TASK BRIEF
Reproduce the entire listing word for word.

LISTED RECORDS
* BEGIN *
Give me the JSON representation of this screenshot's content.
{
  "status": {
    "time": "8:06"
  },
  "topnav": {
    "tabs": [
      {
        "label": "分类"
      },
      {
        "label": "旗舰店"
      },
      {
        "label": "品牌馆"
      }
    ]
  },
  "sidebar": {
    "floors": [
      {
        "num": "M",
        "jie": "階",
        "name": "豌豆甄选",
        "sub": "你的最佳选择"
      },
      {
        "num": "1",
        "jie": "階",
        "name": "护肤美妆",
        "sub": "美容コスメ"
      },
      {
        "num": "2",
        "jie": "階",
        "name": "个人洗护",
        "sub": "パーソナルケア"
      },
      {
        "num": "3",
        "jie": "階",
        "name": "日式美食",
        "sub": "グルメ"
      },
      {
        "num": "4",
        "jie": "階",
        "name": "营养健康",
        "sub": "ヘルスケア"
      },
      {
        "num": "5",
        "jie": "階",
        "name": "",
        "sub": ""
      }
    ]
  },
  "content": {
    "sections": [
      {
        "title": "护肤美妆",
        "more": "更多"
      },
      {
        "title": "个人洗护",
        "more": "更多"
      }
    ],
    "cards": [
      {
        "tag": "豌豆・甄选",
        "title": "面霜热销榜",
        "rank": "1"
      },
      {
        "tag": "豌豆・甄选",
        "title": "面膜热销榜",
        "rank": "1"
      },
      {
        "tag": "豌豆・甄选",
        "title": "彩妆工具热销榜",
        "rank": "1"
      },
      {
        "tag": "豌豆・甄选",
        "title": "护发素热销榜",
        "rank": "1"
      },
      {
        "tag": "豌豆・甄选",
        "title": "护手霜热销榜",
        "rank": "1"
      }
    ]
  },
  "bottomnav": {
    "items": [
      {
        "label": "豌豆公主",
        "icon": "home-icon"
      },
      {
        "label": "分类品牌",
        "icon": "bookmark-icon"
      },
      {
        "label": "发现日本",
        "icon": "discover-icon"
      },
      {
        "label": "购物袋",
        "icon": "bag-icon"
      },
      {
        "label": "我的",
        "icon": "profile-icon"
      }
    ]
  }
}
* END *
RESULT FOR THIS TASK
Give me the JSON representation of this screenshot's content.
{
  "status": {
    "time": "8:06"
  },
  "topnav": {
    "tabs": [
      {
        "label": "分类"
      },
      {
        "label": "旗舰店"
      },
      {
        "label": "品牌馆"
      }
    ]
  },
  "sidebar": {
    "floors": [
      {
        "num": "M",
        "jie": "階",
        "name": "豌豆甄选",
        "sub": "你的最佳选择"
      },
      {
        "num": "1",
        "jie": "階",
        "name": "护肤美妆",
        "sub": "美容コスメ"
      },
      {
        "num": "2",
        "jie": "階",
        "name": "个人洗护",
        "sub": "パーソナルケア"
      },
      {
        "num": "3",
        "jie": "階",
        "name": "日式美食",
        "sub": "グルメ"
      },
      {
        "num": "4",
        "jie": "階",
        "name": "营养健康",
        "sub": "ヘルスケア"
      },
      {
        "num": "5",
        "jie": "階",
        "name": "",
        "sub": ""
      }
    ]
  },
  "content": {
    "sections": [
      {
        "title": "护肤美妆",
        "more": "更多"
      },
      {
        "title": "个人洗护",
        "more": "更多"
      }
    ],
    "cards": [
      {
        "tag": "豌豆・甄选",
        "title": "面霜热销榜",
        "rank": "1"
      },
      {
        "tag": "豌豆・甄选",
        "title": "面膜热销榜",
        "rank": "1"
      },
      {
        "tag": "豌豆・甄选",
        "title": "彩妆工具热销榜",
        "rank": "1"
      },
      {
        "tag": "豌豆・甄选",
        "title": "护发素热销榜",
        "rank": "1"
      },
      {
        "tag": "豌豆・甄选",
        "title": "护手霜热销榜",
        "rank": "1"
      }
    ]
  },
  "bottomnav": {
    "items": [
      {
        "label": "豌豆公主",
        "icon": "home-icon"
      },
      {
        "label": "分类品牌",
        "icon": "bookmark-icon"
      },
      {
        "label": "发现日本",
        "icon": "discover-icon"
      },
      {
        "label": "购物袋",
        "icon": "bag-icon"
      },
      {
        "label": "我的",
        "icon": "profile-icon"
      }
    ]
  }
}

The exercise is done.